Exercise goal:
Search the material for "재미있는" and show all lines that contain it.
------
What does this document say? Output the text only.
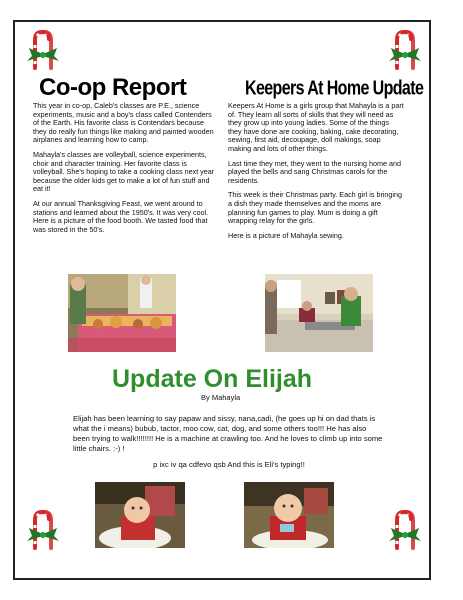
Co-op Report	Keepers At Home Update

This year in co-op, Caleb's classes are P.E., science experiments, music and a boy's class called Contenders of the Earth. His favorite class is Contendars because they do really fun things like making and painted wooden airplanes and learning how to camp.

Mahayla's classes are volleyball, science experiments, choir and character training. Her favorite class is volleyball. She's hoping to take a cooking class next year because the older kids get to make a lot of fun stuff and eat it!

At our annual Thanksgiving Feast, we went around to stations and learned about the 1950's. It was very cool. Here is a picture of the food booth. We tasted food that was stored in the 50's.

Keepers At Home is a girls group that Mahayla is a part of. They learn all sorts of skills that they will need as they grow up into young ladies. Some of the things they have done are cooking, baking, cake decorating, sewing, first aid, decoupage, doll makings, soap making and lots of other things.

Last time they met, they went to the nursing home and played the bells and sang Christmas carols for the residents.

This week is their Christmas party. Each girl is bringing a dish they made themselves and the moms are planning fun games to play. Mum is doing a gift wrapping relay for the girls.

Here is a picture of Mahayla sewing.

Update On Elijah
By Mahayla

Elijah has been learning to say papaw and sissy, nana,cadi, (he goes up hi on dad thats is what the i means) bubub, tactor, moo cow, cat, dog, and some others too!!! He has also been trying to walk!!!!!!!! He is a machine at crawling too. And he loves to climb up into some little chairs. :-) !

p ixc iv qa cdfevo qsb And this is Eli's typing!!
------
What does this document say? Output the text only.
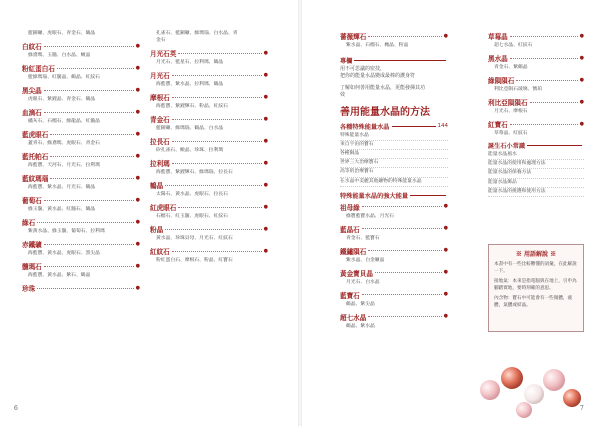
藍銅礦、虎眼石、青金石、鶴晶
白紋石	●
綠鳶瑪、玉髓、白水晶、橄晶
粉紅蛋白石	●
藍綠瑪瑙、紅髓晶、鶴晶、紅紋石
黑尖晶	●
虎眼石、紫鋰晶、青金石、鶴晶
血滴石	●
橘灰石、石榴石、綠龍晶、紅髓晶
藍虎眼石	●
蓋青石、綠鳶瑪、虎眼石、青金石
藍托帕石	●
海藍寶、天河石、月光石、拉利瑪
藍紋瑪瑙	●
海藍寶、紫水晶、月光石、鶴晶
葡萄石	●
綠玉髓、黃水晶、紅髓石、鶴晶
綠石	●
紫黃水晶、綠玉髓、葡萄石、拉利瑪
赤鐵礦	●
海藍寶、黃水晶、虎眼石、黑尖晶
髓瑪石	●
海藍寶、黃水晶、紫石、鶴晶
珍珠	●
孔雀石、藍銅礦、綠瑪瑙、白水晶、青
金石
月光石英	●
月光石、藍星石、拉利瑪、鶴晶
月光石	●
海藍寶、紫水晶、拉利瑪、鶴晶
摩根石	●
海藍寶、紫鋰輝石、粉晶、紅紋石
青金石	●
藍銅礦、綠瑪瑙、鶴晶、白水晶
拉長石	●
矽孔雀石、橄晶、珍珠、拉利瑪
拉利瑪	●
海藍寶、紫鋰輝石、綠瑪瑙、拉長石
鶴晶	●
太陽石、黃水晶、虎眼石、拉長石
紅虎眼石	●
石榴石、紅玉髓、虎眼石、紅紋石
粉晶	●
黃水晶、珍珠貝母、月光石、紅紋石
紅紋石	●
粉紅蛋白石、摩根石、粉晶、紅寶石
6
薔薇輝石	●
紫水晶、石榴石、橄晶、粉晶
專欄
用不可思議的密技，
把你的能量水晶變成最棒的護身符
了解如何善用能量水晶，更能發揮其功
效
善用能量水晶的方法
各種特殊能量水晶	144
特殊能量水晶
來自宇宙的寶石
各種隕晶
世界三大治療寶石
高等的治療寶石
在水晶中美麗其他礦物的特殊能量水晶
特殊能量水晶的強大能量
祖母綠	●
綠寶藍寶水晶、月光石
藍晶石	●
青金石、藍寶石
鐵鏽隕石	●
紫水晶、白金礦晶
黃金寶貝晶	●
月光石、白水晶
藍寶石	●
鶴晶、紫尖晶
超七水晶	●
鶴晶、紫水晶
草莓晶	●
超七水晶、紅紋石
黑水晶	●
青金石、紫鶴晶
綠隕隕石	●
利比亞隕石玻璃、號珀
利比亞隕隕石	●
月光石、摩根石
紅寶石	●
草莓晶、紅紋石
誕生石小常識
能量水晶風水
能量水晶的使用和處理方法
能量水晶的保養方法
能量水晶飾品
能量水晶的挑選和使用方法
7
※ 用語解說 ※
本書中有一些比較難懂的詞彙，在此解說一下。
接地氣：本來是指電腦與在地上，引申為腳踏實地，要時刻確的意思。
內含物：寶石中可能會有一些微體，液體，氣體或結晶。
------
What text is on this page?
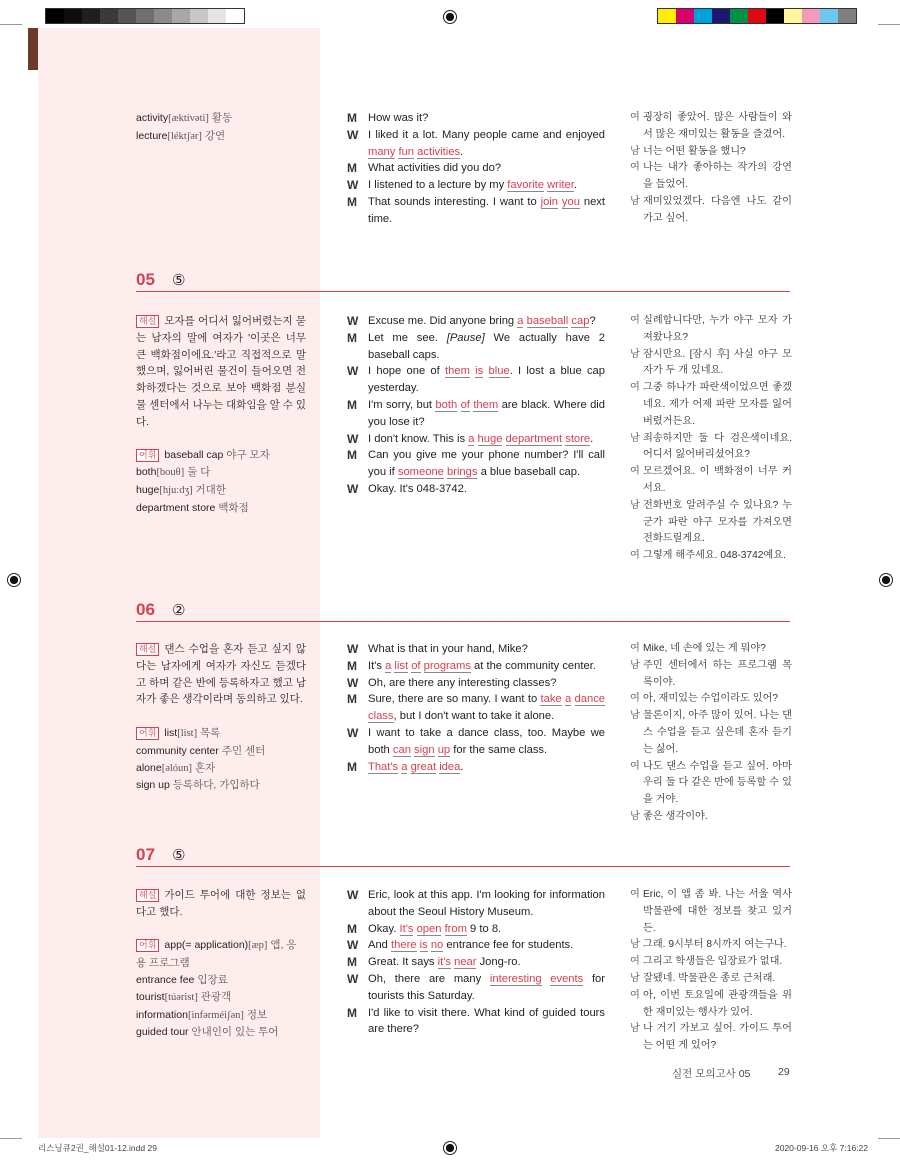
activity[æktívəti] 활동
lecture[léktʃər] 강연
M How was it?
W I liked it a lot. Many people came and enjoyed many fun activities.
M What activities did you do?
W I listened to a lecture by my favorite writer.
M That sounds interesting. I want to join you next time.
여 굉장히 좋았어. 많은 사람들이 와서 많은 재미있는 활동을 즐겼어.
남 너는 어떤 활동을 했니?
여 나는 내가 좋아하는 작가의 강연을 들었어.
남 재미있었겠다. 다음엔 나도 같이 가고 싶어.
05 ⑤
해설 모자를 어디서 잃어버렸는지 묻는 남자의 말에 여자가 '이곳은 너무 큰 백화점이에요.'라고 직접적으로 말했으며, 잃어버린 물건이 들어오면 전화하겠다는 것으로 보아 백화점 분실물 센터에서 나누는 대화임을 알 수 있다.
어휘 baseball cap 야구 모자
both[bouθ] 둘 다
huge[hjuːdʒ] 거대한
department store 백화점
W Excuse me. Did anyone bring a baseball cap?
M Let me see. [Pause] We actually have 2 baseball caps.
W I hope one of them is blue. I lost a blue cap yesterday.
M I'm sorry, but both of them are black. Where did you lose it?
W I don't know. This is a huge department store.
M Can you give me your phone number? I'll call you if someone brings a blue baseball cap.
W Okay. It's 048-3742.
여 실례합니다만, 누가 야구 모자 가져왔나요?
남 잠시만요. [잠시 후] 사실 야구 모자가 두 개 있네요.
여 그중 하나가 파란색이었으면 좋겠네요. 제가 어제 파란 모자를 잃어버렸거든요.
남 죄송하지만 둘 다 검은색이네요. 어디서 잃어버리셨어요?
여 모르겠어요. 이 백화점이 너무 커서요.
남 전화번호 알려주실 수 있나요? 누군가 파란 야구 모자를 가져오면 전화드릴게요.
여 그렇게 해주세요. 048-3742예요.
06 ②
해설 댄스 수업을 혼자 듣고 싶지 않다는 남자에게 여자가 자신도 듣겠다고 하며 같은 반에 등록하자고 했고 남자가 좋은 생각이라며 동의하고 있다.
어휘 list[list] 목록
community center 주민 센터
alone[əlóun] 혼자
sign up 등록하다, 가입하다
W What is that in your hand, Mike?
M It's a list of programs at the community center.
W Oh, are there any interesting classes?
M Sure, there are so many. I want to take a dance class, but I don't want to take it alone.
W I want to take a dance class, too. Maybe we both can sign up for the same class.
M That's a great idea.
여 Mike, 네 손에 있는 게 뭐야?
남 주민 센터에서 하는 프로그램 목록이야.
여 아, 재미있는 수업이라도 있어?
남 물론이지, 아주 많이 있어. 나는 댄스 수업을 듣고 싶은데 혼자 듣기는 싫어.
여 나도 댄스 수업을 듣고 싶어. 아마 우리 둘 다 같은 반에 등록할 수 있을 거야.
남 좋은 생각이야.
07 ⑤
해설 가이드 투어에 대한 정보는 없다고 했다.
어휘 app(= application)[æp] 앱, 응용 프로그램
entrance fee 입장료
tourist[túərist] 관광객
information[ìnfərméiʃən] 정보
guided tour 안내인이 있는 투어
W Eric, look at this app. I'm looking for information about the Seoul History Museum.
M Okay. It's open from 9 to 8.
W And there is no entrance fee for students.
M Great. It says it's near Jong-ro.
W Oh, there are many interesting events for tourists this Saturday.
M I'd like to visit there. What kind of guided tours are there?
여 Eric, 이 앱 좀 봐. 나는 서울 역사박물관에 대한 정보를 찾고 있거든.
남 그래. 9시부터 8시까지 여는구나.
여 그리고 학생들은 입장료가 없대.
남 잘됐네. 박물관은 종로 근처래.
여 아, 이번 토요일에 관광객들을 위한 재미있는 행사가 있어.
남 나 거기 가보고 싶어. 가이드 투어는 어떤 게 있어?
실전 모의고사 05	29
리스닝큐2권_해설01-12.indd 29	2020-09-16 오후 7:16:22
------
Exercise response:
여 굉장히 좋았어. 많은 사람들이 와서 많은 재미있는 활동을 즐겼어.
여 아, 재미있는 수업이라도 있어?
여 아, 이번 토요일에 관광객들을 위한 재미있는 행사가 있어.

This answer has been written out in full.